Dataset excerpts
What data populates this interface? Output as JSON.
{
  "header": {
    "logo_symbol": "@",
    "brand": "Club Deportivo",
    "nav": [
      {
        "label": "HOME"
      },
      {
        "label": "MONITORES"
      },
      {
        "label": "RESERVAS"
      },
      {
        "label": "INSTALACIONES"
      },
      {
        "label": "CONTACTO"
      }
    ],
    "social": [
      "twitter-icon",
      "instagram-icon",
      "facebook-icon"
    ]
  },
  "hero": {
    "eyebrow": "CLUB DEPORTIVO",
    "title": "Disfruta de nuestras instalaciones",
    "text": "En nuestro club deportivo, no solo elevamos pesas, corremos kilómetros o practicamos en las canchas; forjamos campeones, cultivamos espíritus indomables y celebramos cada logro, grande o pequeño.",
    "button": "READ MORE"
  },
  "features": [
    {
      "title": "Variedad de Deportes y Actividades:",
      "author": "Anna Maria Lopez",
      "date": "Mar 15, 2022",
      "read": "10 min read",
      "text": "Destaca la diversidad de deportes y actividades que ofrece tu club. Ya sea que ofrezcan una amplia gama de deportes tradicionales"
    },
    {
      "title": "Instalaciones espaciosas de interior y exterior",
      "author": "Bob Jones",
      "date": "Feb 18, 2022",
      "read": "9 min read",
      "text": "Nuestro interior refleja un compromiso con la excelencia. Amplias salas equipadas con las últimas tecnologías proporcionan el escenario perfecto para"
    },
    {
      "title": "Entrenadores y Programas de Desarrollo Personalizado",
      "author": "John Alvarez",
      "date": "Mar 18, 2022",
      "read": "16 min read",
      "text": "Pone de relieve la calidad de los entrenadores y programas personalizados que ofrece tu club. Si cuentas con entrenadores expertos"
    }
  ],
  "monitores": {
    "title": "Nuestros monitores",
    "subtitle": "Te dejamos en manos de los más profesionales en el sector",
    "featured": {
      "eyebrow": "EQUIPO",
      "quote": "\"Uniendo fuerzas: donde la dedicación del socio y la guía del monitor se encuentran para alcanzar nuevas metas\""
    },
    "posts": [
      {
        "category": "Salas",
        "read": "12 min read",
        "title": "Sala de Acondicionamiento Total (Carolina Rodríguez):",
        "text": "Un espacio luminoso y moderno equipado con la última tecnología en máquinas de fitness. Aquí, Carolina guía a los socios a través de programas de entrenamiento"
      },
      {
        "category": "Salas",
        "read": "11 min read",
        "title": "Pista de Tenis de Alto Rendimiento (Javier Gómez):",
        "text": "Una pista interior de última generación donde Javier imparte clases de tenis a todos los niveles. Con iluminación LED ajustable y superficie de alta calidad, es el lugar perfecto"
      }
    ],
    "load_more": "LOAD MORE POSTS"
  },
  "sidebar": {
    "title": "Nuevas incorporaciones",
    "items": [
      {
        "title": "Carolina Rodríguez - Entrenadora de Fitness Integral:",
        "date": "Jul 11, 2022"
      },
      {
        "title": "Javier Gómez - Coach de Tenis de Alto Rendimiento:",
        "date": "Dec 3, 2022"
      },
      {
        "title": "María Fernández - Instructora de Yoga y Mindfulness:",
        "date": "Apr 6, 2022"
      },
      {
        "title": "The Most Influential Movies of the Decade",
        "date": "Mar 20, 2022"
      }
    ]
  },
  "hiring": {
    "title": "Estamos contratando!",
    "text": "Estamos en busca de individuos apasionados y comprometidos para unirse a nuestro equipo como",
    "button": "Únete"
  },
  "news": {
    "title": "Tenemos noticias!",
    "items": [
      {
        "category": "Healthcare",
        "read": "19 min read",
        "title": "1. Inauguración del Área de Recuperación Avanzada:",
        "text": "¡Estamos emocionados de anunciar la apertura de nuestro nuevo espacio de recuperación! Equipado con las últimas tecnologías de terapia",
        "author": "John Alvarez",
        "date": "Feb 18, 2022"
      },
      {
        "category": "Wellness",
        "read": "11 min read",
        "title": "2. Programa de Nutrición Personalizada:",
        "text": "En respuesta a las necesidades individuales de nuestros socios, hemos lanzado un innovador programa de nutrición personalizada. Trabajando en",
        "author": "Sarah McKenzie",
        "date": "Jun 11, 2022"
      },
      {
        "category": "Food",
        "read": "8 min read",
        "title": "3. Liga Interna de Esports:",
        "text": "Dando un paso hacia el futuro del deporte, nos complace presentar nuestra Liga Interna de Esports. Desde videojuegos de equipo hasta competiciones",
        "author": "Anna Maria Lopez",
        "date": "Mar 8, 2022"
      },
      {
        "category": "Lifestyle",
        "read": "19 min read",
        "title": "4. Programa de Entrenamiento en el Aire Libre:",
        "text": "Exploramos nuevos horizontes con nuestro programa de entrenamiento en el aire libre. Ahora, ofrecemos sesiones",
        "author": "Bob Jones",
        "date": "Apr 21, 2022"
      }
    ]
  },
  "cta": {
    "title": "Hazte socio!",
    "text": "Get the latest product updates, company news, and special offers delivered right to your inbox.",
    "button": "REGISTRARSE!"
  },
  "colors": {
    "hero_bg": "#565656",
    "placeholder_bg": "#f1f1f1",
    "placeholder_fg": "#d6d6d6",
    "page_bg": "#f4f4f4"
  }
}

What to produce
Lines of the material that contain the word "Rodríguez" are to be gathered.

Reply
        "title": "Sala de Acondicionamiento Total (Carolina Rodríguez):",
        "title": "Carolina Rodríguez - Entrenadora de Fitness Integral:",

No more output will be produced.